• Set exercise: Check each line of the entries below for the string "VMAX"; copy every line where it appears.

• Dataset entries on figures:
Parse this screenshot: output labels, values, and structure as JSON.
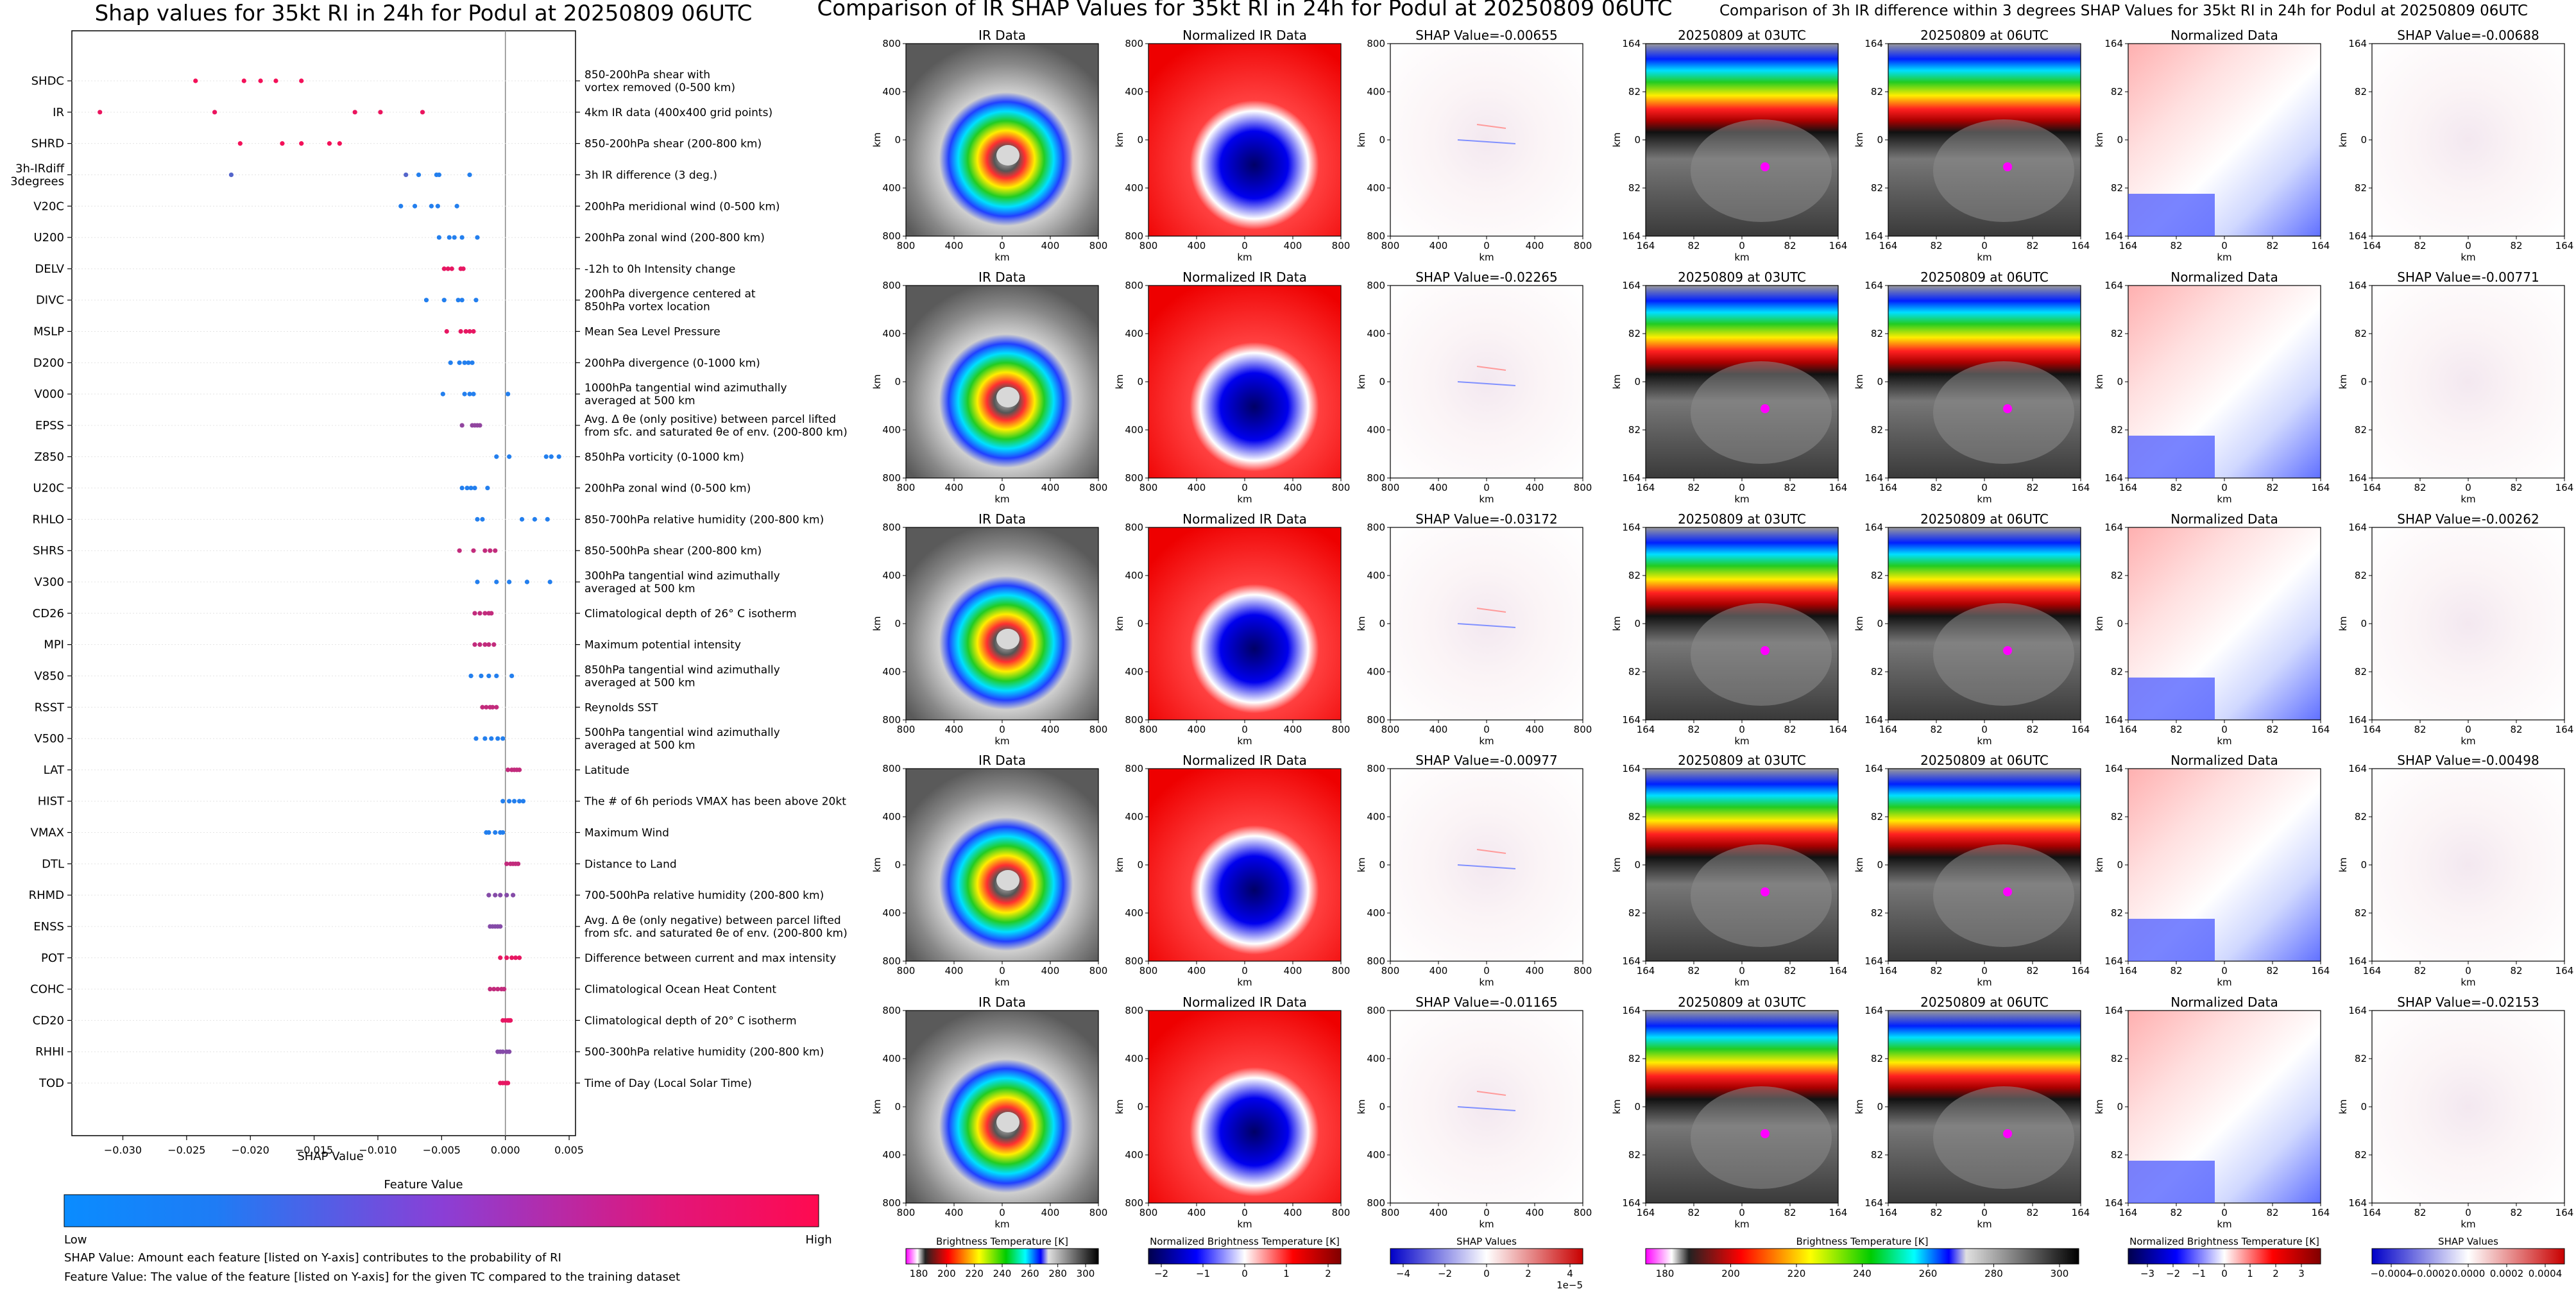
{
  "beeswarm": {
    "title": "Shap values for 35kt RI in 24h for Podul at 20250809 06UTC",
    "xlabel": "SHAP Value",
    "xticks": [
      "−0.030",
      "−0.025",
      "−0.020",
      "−0.015",
      "−0.010",
      "−0.005",
      "0.000",
      "0.005"
    ],
    "colorbar_title": "Feature Value",
    "colorbar_low": "Low",
    "colorbar_high": "High",
    "colors": {
      "low": "#1e88ff",
      "high": "#ff0a5a"
    },
    "note1": "SHAP Value: Amount each feature [listed on Y-axis] contributes to the probability of RI",
    "note2": "Feature Value: The value of the feature [listed on Y-axis] for the given TC compared to the training dataset"
  },
  "chart_data": [
    {
      "type": "scatter",
      "title": "Shap values for 35kt RI in 24h for Podul at 20250809 06UTC",
      "xlabel": "SHAP Value",
      "xlim": [
        -0.034,
        0.0055
      ],
      "features": [
        {
          "name": "SHDC",
          "desc": [
            "850-200hPa shear with",
            "vortex removed (0-500 km)"
          ],
          "values": [
            -0.0243,
            -0.0205,
            -0.0192,
            -0.018,
            -0.016
          ],
          "cvals": [
            0.95,
            0.95,
            0.95,
            0.95,
            0.95
          ]
        },
        {
          "name": "IR",
          "desc": [
            "4km IR data (400x400 grid points)"
          ],
          "values": [
            -0.0318,
            -0.0228,
            -0.0118,
            -0.0098,
            -0.0065
          ],
          "cvals": [
            0.92,
            0.92,
            0.92,
            0.92,
            0.92
          ]
        },
        {
          "name": "SHRD",
          "desc": [
            "850-200hPa shear (200-800 km)"
          ],
          "values": [
            -0.0208,
            -0.0175,
            -0.016,
            -0.0138,
            -0.013
          ],
          "cvals": [
            0.95,
            0.95,
            0.95,
            0.95,
            0.95
          ]
        },
        {
          "name": "3h-IRdiff",
          "name2": "3degrees",
          "desc": [
            "3h IR difference (3 deg.)"
          ],
          "values": [
            -0.0215,
            -0.0078,
            -0.0068,
            -0.0054,
            -0.0052,
            -0.0028
          ],
          "cvals": [
            0.3,
            0.3,
            0.1,
            0.1,
            0.1,
            0.1
          ]
        },
        {
          "name": "V20C",
          "desc": [
            "200hPa meridional wind (0-500 km)"
          ],
          "values": [
            -0.0082,
            -0.0071,
            -0.0058,
            -0.0053,
            -0.0038
          ],
          "cvals": [
            0.1,
            0.1,
            0.1,
            0.1,
            0.1
          ]
        },
        {
          "name": "U200",
          "desc": [
            "200hPa zonal wind (200-800 km)"
          ],
          "values": [
            -0.0052,
            -0.0044,
            -0.004,
            -0.0034,
            -0.0022
          ],
          "cvals": [
            0.1,
            0.1,
            0.1,
            0.1,
            0.1
          ]
        },
        {
          "name": "DELV",
          "desc": [
            "-12h to 0h Intensity change"
          ],
          "values": [
            -0.0048,
            -0.0045,
            -0.0042,
            -0.0035,
            -0.0033
          ],
          "cvals": [
            0.9,
            0.9,
            0.9,
            0.9,
            0.9
          ]
        },
        {
          "name": "DIVC",
          "desc": [
            "200hPa divergence centered at",
            "850hPa vortex location"
          ],
          "values": [
            -0.0062,
            -0.0048,
            -0.0037,
            -0.0034,
            -0.0023
          ],
          "cvals": [
            0.1,
            0.1,
            0.1,
            0.1,
            0.1
          ]
        },
        {
          "name": "MSLP",
          "desc": [
            "Mean Sea Level Pressure"
          ],
          "values": [
            -0.0046,
            -0.0035,
            -0.0031,
            -0.0028,
            -0.0025
          ],
          "cvals": [
            0.9,
            0.9,
            0.9,
            0.9,
            0.9
          ]
        },
        {
          "name": "D200",
          "desc": [
            "200hPa divergence (0-1000 km)"
          ],
          "values": [
            -0.0043,
            -0.0036,
            -0.0032,
            -0.0029,
            -0.0026
          ],
          "cvals": [
            0.1,
            0.1,
            0.1,
            0.1,
            0.1
          ]
        },
        {
          "name": "V000",
          "desc": [
            "1000hPa tangential wind azimuthally",
            "averaged at 500 km"
          ],
          "values": [
            -0.0049,
            -0.0032,
            -0.0028,
            -0.0025,
            0.0002
          ],
          "cvals": [
            0.1,
            0.1,
            0.1,
            0.1,
            0.1
          ]
        },
        {
          "name": "EPSS",
          "desc": [
            "Avg. Δ θe (only positive) between parcel lifted",
            "from sfc. and saturated θe of env. (200-800 km)"
          ],
          "values": [
            -0.0034,
            -0.0026,
            -0.0024,
            -0.0022,
            -0.002
          ],
          "cvals": [
            0.55,
            0.55,
            0.55,
            0.55,
            0.55
          ]
        },
        {
          "name": "Z850",
          "desc": [
            "850hPa vorticity (0-1000 km)"
          ],
          "values": [
            -0.0007,
            0.0003,
            0.0032,
            0.0036,
            0.0042
          ],
          "cvals": [
            0.1,
            0.1,
            0.1,
            0.1,
            0.1
          ]
        },
        {
          "name": "U20C",
          "desc": [
            "200hPa zonal wind (0-500 km)"
          ],
          "values": [
            -0.0034,
            -0.003,
            -0.0027,
            -0.0024,
            -0.0014
          ],
          "cvals": [
            0.1,
            0.1,
            0.1,
            0.1,
            0.1
          ]
        },
        {
          "name": "RHLO",
          "desc": [
            "850-700hPa relative humidity (200-800 km)"
          ],
          "values": [
            -0.0022,
            -0.0018,
            0.0013,
            0.0023,
            0.0033
          ],
          "cvals": [
            0.1,
            0.1,
            0.1,
            0.1,
            0.1
          ]
        },
        {
          "name": "SHRS",
          "desc": [
            "850-500hPa shear (200-800 km)"
          ],
          "values": [
            -0.0036,
            -0.0025,
            -0.0016,
            -0.0012,
            -0.0008
          ],
          "cvals": [
            0.75,
            0.75,
            0.75,
            0.75,
            0.75
          ]
        },
        {
          "name": "V300",
          "desc": [
            "300hPa tangential wind azimuthally",
            "averaged at 500 km"
          ],
          "values": [
            -0.0022,
            -0.0007,
            0.0003,
            0.0017,
            0.0035
          ],
          "cvals": [
            0.1,
            0.1,
            0.1,
            0.1,
            0.1
          ]
        },
        {
          "name": "CD26",
          "desc": [
            "Climatological depth of 26° C isotherm"
          ],
          "values": [
            -0.0024,
            -0.002,
            -0.0016,
            -0.0013,
            -0.0011
          ],
          "cvals": [
            0.75,
            0.75,
            0.75,
            0.75,
            0.75
          ]
        },
        {
          "name": "MPI",
          "desc": [
            "Maximum potential intensity"
          ],
          "values": [
            -0.0024,
            -0.002,
            -0.0016,
            -0.0013,
            -0.0009
          ],
          "cvals": [
            0.75,
            0.75,
            0.75,
            0.75,
            0.75
          ]
        },
        {
          "name": "V850",
          "desc": [
            "850hPa tangential wind azimuthally",
            "averaged at 500 km"
          ],
          "values": [
            -0.0027,
            -0.0019,
            -0.0013,
            -0.0007,
            0.0005
          ],
          "cvals": [
            0.1,
            0.1,
            0.1,
            0.1,
            0.1
          ]
        },
        {
          "name": "RSST",
          "desc": [
            "Reynolds SST"
          ],
          "values": [
            -0.0018,
            -0.0015,
            -0.0012,
            -0.001,
            -0.0007
          ],
          "cvals": [
            0.75,
            0.75,
            0.75,
            0.75,
            0.75
          ]
        },
        {
          "name": "V500",
          "desc": [
            "500hPa tangential wind azimuthally",
            "averaged at 500 km"
          ],
          "values": [
            -0.0023,
            -0.0016,
            -0.0011,
            -0.0006,
            -0.0002
          ],
          "cvals": [
            0.1,
            0.1,
            0.1,
            0.1,
            0.1
          ]
        },
        {
          "name": "LAT",
          "desc": [
            "Latitude"
          ],
          "values": [
            0.0002,
            0.0005,
            0.0007,
            0.0009,
            0.0011
          ],
          "cvals": [
            0.75,
            0.75,
            0.75,
            0.75,
            0.75
          ]
        },
        {
          "name": "HIST",
          "desc": [
            "The # of 6h periods VMAX has been above 20kt"
          ],
          "values": [
            -0.0002,
            0.0003,
            0.0007,
            0.0011,
            0.0014
          ],
          "cvals": [
            0.1,
            0.1,
            0.1,
            0.1,
            0.1
          ]
        },
        {
          "name": "VMAX",
          "desc": [
            "Maximum Wind"
          ],
          "values": [
            -0.0015,
            -0.0013,
            -0.0008,
            -0.0004,
            -0.0002
          ],
          "cvals": [
            0.1,
            0.1,
            0.1,
            0.1,
            0.1
          ]
        },
        {
          "name": "DTL",
          "desc": [
            "Distance to Land"
          ],
          "values": [
            0.0001,
            0.0004,
            0.0006,
            0.0008,
            0.001
          ],
          "cvals": [
            0.75,
            0.75,
            0.75,
            0.75,
            0.75
          ]
        },
        {
          "name": "RHMD",
          "desc": [
            "700-500hPa relative humidity (200-800 km)"
          ],
          "values": [
            -0.0013,
            -0.0008,
            -0.0004,
            0.0001,
            0.0006
          ],
          "cvals": [
            0.5,
            0.5,
            0.5,
            0.5,
            0.5
          ]
        },
        {
          "name": "ENSS",
          "desc": [
            "Avg. Δ θe (only negative) between parcel lifted",
            "from sfc. and saturated θe of env. (200-800 km)"
          ],
          "values": [
            -0.0012,
            -0.001,
            -0.0008,
            -0.0006,
            -0.0004
          ],
          "cvals": [
            0.5,
            0.5,
            0.5,
            0.5,
            0.5
          ]
        },
        {
          "name": "POT",
          "desc": [
            "Difference between current and max intensity"
          ],
          "values": [
            -0.0004,
            0.0001,
            0.0005,
            0.0008,
            0.0011
          ],
          "cvals": [
            0.9,
            0.9,
            0.9,
            0.9,
            0.9
          ]
        },
        {
          "name": "COHC",
          "desc": [
            "Climatological Ocean Heat Content"
          ],
          "values": [
            -0.0012,
            -0.0009,
            -0.0006,
            -0.0003,
            -0.0001
          ],
          "cvals": [
            0.75,
            0.75,
            0.75,
            0.75,
            0.75
          ]
        },
        {
          "name": "CD20",
          "desc": [
            "Climatological depth of 20° C isotherm"
          ],
          "values": [
            -0.0002,
            0.0,
            0.0002,
            0.0003,
            0.0004
          ],
          "cvals": [
            0.9,
            0.9,
            0.9,
            0.9,
            0.9
          ]
        },
        {
          "name": "RHHI",
          "desc": [
            "500-300hPa relative humidity (200-800 km)"
          ],
          "values": [
            -0.0006,
            -0.0004,
            -0.0002,
            0.0001,
            0.0003
          ],
          "cvals": [
            0.5,
            0.5,
            0.5,
            0.5,
            0.5
          ]
        },
        {
          "name": "TOD",
          "desc": [
            "Time of Day (Local Solar Time)"
          ],
          "values": [
            -0.0004,
            -0.0002,
            0.0,
            0.0001,
            0.0002
          ],
          "cvals": [
            0.9,
            0.9,
            0.9,
            0.9,
            0.9
          ]
        }
      ]
    },
    {
      "type": "heatmap",
      "title": "Comparison of IR SHAP Values for 35kt RI in 24h for Podul at 20250809 06UTC",
      "columns": [
        "IR Data",
        "Normalized IR Data",
        "SHAP Value"
      ],
      "shap_values": [
        "-0.00655",
        "-0.02265",
        "-0.03172",
        "-0.00977",
        "-0.01165"
      ],
      "xlabel": "km",
      "ylabel": "km",
      "ticks": [
        "800",
        "400",
        "0",
        "400",
        "800"
      ],
      "colorbars": [
        {
          "label": "Brightness Temperature [K]",
          "ticks": [
            "180",
            "200",
            "220",
            "240",
            "260",
            "280",
            "300"
          ]
        },
        {
          "label": "Normalized Brightness Temperature [K]",
          "ticks": [
            "−2",
            "−1",
            "0",
            "1",
            "2"
          ]
        },
        {
          "label": "SHAP Values",
          "ticks": [
            "−4",
            "−2",
            "0",
            "2",
            "4"
          ],
          "offset": "1e−5"
        }
      ]
    },
    {
      "type": "heatmap",
      "title": "Comparison of 3h IR difference within 3 degrees SHAP Values for 35kt RI in 24h for Podul at 20250809 06UTC",
      "columns": [
        "20250809 at 03UTC",
        "20250809 at 06UTC",
        "Normalized Data",
        "SHAP Value"
      ],
      "shap_values": [
        "-0.00688",
        "-0.00771",
        "-0.00262",
        "-0.00498",
        "-0.02153"
      ],
      "xlabel": "km",
      "ylabel": "km",
      "ticks": [
        "164",
        "82",
        "0",
        "82",
        "164"
      ],
      "colorbars": [
        {
          "label": "Brightness Temperature [K]",
          "ticks": [
            "180",
            "200",
            "220",
            "240",
            "260",
            "280",
            "300"
          ]
        },
        {
          "label": "Normalized Brightness Temperature [K]",
          "ticks": [
            "−3",
            "−2",
            "−1",
            "0",
            "1",
            "2",
            "3"
          ]
        },
        {
          "label": "SHAP Values",
          "ticks": [
            "−0.0004",
            "−0.0002",
            "0.0000",
            "0.0002",
            "0.0004"
          ]
        }
      ]
    }
  ]
}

• Complete output:
            "The # of 6h periods VMAX has been above 20kt"
          "name": "VMAX",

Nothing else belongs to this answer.